EXERCISE PROMPT:
Go through the data below and copy it exactly, skipping every picture.

### DATA FOR THE TASK

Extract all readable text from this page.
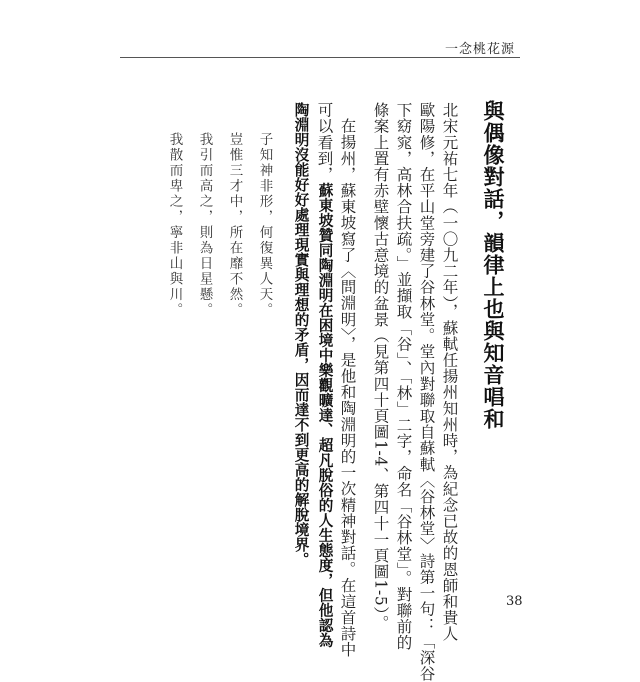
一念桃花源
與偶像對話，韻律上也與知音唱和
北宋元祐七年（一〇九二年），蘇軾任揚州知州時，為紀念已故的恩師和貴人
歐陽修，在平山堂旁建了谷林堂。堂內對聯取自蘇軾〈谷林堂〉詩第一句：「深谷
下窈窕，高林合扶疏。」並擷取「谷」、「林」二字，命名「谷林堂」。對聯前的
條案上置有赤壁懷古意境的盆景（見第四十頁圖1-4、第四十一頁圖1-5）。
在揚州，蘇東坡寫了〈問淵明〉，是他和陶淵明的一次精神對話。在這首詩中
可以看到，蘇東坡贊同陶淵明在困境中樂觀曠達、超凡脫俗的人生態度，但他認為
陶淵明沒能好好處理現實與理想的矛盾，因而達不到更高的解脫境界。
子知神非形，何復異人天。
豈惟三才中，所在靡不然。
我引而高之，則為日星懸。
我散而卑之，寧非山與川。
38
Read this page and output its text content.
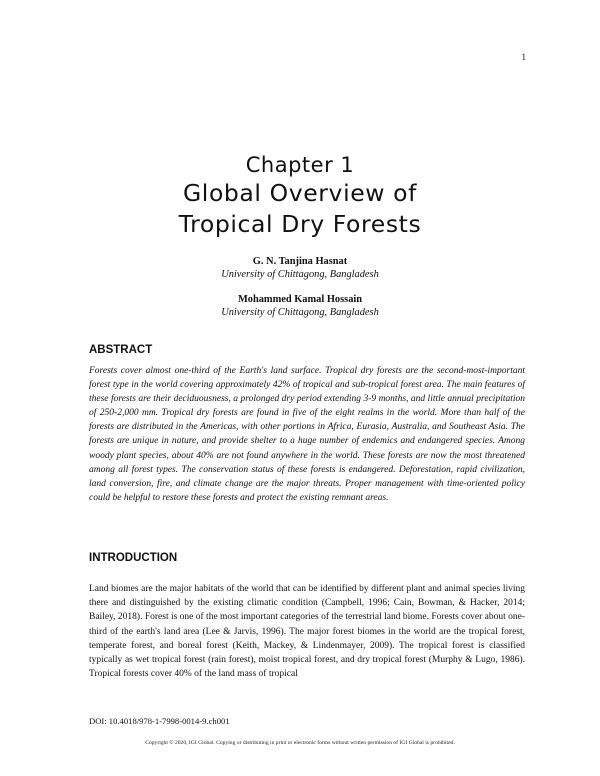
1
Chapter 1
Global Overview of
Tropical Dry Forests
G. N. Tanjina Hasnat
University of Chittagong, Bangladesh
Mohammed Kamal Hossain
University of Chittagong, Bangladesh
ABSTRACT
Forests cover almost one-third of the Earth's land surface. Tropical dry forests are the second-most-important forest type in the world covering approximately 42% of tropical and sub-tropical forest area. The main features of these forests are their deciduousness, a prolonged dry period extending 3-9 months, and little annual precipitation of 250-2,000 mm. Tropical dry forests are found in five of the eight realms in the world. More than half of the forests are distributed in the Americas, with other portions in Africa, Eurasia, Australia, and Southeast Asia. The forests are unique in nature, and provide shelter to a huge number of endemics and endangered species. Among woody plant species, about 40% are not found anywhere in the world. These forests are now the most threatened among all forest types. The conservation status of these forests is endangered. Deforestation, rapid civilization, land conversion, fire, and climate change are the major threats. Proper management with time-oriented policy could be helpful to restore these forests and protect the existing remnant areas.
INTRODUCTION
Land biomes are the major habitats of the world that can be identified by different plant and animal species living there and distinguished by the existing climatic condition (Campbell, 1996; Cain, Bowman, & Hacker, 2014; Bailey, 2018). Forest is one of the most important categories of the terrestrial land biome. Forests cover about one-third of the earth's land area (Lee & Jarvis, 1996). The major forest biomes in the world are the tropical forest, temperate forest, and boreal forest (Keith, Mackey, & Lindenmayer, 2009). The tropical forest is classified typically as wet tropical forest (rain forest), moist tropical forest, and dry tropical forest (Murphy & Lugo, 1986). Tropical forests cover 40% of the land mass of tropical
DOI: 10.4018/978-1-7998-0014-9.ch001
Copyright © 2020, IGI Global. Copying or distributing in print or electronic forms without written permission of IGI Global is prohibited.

######

WRITTEN SOLUTION:
Extract all readable text from this page.
一念桃花源
與偶像對話，韻律上也與知音唱和
北宋元祐七年（一〇九二年），蘇軾任揚州知州時，為紀念已故的恩師和貴人
歐陽修，在平山堂旁建了谷林堂。堂內對聯取自蘇軾〈谷林堂〉詩第一句：「深谷
下窈窕，高林合扶疏。」並擷取「谷」、「林」二字，命名「谷林堂」。對聯前的
條案上置有赤壁懷古意境的盆景（見第四十頁圖1-4、第四十一頁圖1-5）。
在揚州，蘇東坡寫了〈問淵明〉，是他和陶淵明的一次精神對話。在這首詩中
可以看到，蘇東坡贊同陶淵明在困境中樂觀曠達、超凡脫俗的人生態度，但他認為
陶淵明沒能好好處理現實與理想的矛盾，因而達不到更高的解脫境界。
子知神非形，何復異人天。
豈惟三才中，所在靡不然。
我引而高之，則為日星懸。
我散而卑之，寧非山與川。
38
Read this page and output its text content.
1
Chapter 1
Global Overview of
Tropical Dry Forests
G. N. Tanjina Hasnat
University of Chittagong, Bangladesh
Mohammed Kamal Hossain
University of Chittagong, Bangladesh
ABSTRACT
Forests cover almost one-third of the Earth's land surface. Tropical dry forests are the second-most-important forest type in the world covering approximately 42% of tropical and sub-tropical forest area. The main features of these forests are their deciduousness, a prolonged dry period extending 3-9 months, and little annual precipitation of 250-2,000 mm. Tropical dry forests are found in five of the eight realms in the world. More than half of the forests are distributed in the Americas, with other portions in Africa, Eurasia, Australia, and Southeast Asia. The forests are unique in nature, and provide shelter to a huge number of endemics and endangered species. Among woody plant species, about 40% are not found anywhere in the world. These forests are now the most threatened among all forest types. The conservation status of these forests is endangered. Deforestation, rapid civilization, land conversion, fire, and climate change are the major threats. Proper management with time-oriented policy could be helpful to restore these forests and protect the existing remnant areas.
INTRODUCTION
Land biomes are the major habitats of the world that can be identified by different plant and animal species living there and distinguished by the existing climatic condition (Campbell, 1996; Cain, Bowman, & Hacker, 2014; Bailey, 2018). Forest is one of the most important categories of the terrestrial land biome. Forests cover about one-third of the earth's land area (Lee & Jarvis, 1996). The major forest biomes in the world are the tropical forest, temperate forest, and boreal forest (Keith, Mackey, & Lindenmayer, 2009). The tropical forest is classified typically as wet tropical forest (rain forest), moist tropical forest, and dry tropical forest (Murphy & Lugo, 1986). Tropical forests cover 40% of the land mass of tropical
DOI: 10.4018/978-1-7998-0014-9.ch001
Copyright © 2020, IGI Global. Copying or distributing in print or electronic forms without written permission of IGI Global is prohibited.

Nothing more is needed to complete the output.